§ **SOURCE MATERIAL**
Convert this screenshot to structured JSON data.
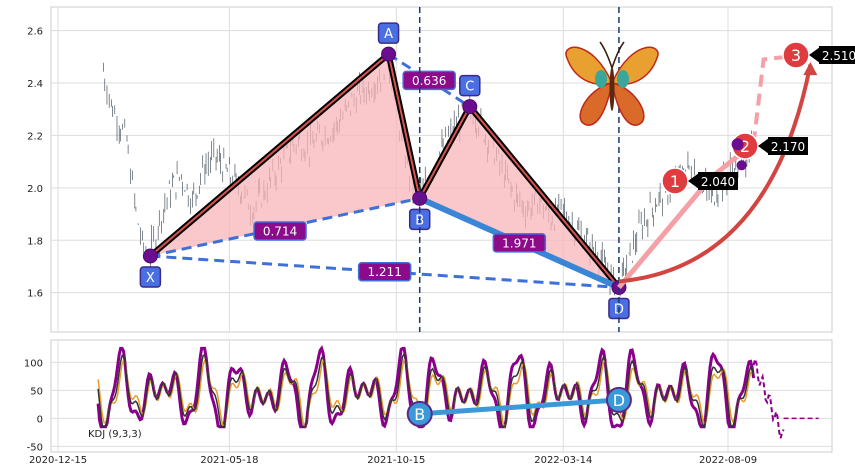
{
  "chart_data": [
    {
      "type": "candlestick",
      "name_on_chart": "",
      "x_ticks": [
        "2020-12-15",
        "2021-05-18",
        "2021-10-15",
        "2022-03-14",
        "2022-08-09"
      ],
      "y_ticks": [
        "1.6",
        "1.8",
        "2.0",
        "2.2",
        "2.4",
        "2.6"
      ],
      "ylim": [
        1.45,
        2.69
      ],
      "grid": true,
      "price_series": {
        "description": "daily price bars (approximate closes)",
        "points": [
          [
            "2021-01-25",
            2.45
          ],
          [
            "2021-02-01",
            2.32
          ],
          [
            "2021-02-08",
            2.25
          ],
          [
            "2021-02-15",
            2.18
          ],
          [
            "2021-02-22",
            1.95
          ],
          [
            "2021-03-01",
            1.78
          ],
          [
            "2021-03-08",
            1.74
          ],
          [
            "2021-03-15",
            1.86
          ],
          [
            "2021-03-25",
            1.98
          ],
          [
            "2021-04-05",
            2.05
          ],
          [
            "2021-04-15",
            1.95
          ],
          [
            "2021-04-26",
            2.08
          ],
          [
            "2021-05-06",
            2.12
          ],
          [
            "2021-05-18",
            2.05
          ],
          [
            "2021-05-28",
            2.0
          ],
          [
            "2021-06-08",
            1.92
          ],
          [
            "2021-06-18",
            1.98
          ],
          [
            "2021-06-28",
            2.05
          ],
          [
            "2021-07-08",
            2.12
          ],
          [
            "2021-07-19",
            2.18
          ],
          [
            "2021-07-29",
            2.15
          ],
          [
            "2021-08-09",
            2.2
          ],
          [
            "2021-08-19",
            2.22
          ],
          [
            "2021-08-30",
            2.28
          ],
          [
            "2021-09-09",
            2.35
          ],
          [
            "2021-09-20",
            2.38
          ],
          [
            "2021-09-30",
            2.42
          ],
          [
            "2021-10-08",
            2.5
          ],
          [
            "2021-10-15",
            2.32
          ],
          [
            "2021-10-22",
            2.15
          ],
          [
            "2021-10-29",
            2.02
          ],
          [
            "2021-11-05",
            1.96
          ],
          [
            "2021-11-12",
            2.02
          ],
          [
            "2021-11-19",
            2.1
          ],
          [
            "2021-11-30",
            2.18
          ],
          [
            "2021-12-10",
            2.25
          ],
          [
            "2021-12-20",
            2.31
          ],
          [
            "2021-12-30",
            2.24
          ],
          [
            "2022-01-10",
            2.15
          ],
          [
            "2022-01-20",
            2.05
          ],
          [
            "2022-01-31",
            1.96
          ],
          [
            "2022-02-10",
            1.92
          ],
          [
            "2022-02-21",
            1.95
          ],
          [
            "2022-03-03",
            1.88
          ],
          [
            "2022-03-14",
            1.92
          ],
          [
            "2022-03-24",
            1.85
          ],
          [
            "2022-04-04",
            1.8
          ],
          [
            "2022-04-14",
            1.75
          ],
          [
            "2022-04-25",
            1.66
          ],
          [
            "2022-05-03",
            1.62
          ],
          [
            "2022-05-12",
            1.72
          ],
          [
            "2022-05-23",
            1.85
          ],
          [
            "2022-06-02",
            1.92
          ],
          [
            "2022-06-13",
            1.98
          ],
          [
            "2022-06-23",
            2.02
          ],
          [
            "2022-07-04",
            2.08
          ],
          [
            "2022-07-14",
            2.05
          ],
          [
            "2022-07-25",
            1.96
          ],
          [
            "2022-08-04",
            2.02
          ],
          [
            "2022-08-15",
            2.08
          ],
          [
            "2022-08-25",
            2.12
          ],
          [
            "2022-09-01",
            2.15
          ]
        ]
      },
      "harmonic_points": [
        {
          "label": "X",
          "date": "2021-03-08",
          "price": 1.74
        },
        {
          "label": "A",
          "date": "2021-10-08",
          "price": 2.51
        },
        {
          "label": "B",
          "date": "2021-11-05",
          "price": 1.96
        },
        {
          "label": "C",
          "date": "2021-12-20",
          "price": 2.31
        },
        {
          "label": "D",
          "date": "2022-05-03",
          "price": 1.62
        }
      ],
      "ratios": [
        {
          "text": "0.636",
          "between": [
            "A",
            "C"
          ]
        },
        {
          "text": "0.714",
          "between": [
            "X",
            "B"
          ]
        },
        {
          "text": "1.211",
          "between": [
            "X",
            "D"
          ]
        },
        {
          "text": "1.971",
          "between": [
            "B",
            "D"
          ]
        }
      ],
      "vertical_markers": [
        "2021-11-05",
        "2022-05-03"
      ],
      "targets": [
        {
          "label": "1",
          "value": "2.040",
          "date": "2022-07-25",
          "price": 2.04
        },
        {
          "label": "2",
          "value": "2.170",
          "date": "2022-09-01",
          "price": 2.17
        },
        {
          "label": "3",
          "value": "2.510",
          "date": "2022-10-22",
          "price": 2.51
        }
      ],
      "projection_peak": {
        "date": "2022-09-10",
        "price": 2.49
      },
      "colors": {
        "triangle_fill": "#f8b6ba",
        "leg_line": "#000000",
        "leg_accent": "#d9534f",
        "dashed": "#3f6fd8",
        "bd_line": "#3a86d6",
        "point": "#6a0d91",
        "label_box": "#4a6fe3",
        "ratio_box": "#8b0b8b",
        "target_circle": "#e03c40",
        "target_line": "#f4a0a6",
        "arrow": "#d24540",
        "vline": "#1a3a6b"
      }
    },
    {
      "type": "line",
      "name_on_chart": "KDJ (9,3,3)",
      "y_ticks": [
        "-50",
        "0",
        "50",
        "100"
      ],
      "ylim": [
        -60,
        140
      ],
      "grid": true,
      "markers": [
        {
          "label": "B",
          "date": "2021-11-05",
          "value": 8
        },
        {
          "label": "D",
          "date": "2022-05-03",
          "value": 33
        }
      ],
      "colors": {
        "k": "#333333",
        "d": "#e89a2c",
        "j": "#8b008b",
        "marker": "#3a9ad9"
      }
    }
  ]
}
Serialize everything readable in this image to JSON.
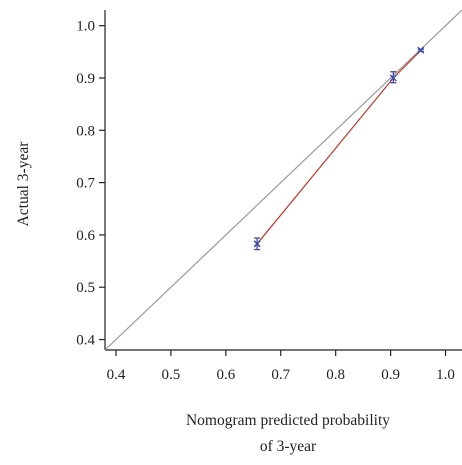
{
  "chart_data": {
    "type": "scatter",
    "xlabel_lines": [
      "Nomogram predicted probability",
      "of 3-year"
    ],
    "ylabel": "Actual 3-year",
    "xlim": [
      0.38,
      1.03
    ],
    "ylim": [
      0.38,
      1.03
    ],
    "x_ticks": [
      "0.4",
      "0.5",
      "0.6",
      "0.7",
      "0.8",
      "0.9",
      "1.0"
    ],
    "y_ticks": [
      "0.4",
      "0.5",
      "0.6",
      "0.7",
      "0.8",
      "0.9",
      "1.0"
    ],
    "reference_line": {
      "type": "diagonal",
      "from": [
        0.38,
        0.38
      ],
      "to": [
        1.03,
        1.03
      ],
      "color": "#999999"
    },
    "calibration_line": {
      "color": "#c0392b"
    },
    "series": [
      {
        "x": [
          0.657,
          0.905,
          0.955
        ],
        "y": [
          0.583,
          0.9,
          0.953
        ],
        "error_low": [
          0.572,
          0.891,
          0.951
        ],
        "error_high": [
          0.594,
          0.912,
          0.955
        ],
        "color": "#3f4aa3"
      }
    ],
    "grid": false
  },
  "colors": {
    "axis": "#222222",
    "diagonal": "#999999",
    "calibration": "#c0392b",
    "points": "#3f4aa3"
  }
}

§ **WHAT TO WORK ON**
Scan the material line by line and report each one that contains "JSON".

§ **OUTPUT BELOW**
Convert this screenshot to structured JSON data.
Serialize everything readable in this image to JSON.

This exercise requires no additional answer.